WHAT IS REQUIRED:
Tally up how many lines in the listing below contain the string "JSON", and give only the total.
═══ DATA LISTING ═══
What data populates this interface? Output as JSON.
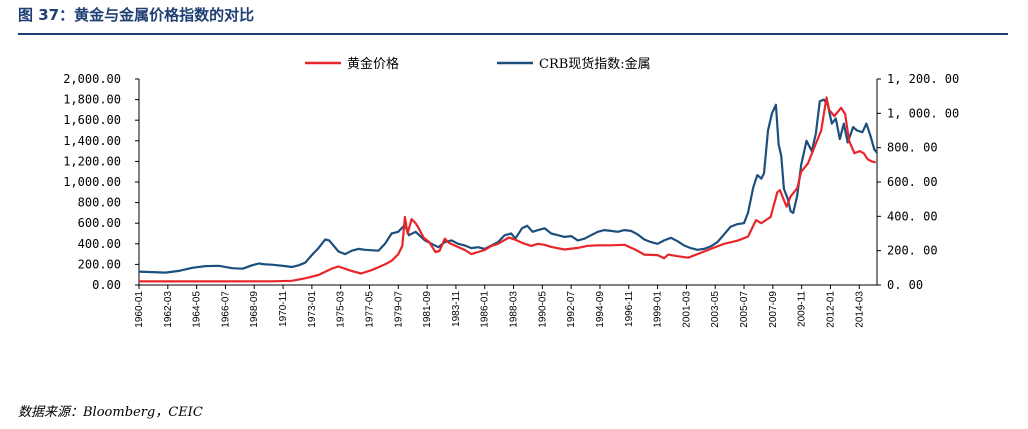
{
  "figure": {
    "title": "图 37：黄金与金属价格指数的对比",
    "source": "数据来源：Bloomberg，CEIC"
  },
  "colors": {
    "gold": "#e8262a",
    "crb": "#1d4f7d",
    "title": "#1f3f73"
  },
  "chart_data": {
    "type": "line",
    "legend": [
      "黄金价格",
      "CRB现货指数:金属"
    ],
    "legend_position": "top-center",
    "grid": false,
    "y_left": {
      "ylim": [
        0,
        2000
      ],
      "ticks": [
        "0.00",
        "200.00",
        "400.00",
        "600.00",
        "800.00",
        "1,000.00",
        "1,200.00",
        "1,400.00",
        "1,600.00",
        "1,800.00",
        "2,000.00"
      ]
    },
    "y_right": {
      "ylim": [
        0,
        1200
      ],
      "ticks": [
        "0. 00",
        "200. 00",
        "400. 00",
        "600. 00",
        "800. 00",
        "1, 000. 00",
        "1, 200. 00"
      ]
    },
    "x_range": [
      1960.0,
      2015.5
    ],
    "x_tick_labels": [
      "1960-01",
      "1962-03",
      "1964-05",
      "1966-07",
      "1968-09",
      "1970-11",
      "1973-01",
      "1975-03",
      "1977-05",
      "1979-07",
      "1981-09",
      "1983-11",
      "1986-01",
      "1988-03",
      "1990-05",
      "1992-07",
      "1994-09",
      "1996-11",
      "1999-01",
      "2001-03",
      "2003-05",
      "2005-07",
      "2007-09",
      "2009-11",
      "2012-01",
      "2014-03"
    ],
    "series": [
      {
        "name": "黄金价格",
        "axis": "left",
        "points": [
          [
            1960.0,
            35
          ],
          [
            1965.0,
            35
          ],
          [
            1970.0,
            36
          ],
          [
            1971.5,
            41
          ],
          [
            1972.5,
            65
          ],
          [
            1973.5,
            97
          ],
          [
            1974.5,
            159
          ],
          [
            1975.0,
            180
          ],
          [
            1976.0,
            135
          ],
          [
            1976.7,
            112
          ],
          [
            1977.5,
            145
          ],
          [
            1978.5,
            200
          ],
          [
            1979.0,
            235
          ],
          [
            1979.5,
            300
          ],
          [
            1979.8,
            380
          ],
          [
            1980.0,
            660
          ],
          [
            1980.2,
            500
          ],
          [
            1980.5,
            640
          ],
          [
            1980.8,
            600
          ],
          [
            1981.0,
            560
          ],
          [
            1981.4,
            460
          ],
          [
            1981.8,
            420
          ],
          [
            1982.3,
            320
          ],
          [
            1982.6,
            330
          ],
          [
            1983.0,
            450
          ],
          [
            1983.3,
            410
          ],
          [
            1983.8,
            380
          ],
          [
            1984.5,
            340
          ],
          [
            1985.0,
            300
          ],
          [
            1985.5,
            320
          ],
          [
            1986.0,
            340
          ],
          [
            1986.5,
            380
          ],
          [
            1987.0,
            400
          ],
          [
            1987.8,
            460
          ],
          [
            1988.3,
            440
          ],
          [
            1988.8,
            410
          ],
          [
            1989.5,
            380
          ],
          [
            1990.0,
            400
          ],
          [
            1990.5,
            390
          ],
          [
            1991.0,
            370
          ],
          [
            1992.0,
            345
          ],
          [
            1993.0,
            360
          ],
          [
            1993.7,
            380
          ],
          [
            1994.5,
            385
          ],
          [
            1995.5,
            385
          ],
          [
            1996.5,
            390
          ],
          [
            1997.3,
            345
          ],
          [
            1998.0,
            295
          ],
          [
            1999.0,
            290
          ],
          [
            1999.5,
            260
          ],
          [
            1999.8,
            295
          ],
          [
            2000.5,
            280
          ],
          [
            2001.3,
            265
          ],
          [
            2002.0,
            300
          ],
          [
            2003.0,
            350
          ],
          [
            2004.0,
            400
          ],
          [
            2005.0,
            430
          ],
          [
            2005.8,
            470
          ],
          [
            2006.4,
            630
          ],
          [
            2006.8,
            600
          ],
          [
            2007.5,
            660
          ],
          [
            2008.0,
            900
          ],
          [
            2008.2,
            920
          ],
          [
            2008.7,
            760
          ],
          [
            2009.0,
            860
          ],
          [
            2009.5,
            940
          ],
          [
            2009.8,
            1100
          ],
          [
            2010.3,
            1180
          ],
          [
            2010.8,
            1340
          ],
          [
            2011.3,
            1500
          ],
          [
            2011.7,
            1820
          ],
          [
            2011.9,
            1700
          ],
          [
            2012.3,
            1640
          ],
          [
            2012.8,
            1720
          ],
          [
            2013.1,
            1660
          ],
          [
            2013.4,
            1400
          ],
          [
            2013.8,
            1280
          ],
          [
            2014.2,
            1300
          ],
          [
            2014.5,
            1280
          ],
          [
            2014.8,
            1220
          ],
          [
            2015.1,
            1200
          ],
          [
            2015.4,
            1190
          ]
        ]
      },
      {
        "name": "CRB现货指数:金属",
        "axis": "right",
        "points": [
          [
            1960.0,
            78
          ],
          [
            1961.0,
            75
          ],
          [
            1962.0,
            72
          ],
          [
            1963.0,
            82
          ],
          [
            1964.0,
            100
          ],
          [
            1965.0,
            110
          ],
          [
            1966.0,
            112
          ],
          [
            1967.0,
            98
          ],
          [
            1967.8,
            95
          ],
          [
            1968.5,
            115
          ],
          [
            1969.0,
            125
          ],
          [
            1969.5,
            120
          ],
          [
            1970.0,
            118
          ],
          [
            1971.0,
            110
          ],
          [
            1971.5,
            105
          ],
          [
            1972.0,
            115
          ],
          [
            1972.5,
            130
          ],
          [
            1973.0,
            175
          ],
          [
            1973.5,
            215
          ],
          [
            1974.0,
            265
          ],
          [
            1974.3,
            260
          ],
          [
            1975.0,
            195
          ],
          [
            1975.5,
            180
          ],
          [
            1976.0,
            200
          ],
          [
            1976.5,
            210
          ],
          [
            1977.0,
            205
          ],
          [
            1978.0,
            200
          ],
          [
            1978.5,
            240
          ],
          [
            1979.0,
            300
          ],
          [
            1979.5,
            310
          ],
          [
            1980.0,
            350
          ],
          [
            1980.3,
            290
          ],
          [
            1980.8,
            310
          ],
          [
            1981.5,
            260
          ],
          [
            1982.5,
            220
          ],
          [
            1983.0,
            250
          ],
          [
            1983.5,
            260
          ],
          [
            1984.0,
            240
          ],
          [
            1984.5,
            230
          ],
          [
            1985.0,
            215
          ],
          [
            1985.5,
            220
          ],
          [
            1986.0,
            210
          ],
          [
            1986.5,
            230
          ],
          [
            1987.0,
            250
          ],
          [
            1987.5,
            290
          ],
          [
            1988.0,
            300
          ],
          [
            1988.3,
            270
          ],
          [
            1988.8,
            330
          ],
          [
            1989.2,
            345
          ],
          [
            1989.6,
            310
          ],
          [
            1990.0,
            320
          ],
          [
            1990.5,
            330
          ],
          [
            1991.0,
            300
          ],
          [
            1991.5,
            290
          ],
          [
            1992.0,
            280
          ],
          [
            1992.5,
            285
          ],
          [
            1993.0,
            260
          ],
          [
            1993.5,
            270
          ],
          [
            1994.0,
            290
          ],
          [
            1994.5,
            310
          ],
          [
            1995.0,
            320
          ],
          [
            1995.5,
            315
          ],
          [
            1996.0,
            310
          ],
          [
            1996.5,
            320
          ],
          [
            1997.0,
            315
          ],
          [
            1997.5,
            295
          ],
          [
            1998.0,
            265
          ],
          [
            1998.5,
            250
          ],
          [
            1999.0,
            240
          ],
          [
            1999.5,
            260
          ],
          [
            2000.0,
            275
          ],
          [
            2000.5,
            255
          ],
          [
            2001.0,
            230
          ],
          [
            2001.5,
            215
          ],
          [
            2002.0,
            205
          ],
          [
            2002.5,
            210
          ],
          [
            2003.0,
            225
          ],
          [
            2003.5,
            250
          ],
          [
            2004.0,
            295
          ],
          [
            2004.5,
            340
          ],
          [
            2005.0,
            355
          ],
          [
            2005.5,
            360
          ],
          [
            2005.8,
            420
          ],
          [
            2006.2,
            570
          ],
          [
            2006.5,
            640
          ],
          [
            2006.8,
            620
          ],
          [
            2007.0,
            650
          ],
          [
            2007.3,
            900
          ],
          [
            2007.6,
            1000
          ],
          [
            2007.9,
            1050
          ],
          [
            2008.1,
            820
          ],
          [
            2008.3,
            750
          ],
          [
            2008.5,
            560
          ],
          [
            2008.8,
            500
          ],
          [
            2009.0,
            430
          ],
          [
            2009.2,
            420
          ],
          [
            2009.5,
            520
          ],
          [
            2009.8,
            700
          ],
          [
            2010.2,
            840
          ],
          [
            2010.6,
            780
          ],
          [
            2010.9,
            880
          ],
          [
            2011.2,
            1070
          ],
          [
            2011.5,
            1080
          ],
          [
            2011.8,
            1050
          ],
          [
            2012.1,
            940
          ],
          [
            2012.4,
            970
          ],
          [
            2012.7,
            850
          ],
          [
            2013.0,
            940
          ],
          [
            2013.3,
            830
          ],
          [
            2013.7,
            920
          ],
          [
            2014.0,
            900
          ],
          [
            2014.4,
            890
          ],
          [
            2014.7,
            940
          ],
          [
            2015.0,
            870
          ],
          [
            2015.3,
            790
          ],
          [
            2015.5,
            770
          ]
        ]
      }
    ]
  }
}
═══
═══ DATA LISTING ═══
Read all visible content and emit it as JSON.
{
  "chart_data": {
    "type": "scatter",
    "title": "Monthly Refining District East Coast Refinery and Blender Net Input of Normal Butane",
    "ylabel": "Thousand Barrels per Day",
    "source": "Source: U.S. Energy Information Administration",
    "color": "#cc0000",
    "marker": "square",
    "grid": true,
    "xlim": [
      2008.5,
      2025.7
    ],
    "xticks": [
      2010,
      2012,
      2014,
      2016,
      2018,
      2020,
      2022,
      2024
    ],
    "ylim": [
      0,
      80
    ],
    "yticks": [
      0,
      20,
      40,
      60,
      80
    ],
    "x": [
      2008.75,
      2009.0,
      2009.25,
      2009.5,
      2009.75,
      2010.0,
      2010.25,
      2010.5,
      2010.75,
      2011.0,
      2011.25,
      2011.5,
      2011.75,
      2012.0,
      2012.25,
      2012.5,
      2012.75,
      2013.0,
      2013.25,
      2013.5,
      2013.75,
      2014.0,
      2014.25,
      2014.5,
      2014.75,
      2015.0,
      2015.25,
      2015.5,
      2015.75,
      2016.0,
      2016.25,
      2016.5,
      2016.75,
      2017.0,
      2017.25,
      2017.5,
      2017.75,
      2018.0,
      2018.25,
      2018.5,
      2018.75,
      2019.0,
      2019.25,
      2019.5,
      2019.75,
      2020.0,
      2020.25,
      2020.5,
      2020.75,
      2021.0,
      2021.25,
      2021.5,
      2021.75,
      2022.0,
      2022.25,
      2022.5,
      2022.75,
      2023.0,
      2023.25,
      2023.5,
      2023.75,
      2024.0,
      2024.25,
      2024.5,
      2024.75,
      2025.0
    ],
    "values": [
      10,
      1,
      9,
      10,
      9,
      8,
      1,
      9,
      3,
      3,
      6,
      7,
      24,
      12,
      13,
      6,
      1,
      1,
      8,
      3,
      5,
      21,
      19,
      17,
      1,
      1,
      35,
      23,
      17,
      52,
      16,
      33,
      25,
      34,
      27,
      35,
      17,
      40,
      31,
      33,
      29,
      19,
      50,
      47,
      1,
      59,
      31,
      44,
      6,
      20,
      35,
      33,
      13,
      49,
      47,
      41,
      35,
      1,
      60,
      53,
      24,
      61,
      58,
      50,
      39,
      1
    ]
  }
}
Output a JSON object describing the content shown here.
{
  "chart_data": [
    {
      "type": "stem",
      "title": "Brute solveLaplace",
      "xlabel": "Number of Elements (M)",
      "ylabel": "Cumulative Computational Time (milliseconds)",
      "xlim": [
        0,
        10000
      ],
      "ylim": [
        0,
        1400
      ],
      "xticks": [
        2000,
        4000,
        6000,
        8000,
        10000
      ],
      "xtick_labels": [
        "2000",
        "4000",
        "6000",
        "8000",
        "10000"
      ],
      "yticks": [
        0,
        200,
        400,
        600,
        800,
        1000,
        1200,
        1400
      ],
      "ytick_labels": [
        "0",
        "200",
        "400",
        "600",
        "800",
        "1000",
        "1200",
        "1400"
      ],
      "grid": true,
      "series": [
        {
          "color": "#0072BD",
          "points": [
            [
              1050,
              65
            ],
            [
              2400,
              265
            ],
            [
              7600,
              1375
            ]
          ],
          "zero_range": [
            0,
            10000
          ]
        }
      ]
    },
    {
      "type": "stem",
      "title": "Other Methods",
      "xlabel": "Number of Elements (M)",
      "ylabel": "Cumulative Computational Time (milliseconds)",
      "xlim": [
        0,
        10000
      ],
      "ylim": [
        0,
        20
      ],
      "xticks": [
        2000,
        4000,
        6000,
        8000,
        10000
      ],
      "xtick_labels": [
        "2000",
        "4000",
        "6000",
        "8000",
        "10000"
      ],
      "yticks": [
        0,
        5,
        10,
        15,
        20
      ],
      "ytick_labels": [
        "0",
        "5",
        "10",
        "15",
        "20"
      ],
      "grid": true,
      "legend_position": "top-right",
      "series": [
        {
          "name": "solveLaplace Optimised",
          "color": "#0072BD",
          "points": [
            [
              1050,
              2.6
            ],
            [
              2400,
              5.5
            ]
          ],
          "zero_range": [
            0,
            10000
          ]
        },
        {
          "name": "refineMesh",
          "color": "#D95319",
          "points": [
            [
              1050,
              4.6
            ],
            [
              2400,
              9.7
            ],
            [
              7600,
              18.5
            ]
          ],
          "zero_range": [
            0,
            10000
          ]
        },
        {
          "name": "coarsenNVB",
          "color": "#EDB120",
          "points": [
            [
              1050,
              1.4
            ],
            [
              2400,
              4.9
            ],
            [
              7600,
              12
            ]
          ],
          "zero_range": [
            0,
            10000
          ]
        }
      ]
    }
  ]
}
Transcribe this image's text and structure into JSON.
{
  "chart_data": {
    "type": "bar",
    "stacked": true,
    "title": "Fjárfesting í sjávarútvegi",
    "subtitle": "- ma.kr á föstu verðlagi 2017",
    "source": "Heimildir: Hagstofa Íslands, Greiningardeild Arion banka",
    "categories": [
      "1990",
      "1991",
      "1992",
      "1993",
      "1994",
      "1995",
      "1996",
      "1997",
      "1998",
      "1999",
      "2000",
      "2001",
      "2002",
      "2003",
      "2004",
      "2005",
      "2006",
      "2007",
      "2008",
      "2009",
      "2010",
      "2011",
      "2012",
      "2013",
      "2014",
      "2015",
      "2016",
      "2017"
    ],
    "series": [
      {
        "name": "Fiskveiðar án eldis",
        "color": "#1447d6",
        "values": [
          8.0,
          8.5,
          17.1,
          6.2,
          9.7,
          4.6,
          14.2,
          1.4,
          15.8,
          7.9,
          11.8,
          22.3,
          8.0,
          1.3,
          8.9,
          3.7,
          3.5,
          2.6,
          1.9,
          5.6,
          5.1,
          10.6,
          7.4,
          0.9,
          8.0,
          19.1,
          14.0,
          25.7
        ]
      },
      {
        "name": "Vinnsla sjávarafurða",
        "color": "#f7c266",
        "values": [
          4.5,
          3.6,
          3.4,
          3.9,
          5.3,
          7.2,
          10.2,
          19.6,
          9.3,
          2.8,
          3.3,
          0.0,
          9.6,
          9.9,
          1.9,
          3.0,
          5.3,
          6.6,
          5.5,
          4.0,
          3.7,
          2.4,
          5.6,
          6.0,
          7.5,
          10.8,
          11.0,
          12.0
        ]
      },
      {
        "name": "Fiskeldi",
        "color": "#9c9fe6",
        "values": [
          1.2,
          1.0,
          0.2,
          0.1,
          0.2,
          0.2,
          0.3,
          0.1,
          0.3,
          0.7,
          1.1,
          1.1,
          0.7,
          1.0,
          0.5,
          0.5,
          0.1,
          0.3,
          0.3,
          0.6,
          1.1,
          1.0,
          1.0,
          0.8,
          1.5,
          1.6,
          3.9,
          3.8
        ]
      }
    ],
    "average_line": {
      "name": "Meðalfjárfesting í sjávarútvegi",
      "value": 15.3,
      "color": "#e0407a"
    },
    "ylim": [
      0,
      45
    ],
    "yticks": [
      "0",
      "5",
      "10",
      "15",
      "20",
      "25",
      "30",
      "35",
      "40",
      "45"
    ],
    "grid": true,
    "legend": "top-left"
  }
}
═══
═══ DATA LISTING ═══
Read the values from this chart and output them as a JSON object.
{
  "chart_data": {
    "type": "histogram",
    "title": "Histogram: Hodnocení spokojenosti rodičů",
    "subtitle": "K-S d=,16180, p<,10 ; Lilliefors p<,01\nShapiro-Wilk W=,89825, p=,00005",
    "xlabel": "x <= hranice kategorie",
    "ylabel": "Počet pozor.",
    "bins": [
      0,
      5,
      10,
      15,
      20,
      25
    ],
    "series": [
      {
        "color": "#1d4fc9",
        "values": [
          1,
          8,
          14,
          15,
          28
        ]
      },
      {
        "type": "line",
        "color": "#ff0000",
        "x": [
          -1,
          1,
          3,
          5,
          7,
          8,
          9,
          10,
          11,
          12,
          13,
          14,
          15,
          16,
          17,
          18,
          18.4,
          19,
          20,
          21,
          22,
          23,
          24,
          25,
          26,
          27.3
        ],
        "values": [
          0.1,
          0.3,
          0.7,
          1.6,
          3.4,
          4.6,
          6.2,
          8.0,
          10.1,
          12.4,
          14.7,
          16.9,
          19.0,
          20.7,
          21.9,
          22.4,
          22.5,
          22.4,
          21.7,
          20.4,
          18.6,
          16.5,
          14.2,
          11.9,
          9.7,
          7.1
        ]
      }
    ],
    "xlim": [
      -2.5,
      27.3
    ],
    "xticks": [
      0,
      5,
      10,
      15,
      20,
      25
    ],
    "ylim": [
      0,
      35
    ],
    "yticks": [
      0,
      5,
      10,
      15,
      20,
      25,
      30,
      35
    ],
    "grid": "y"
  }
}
═══
ANSWER TO THIS PROBLEM:
5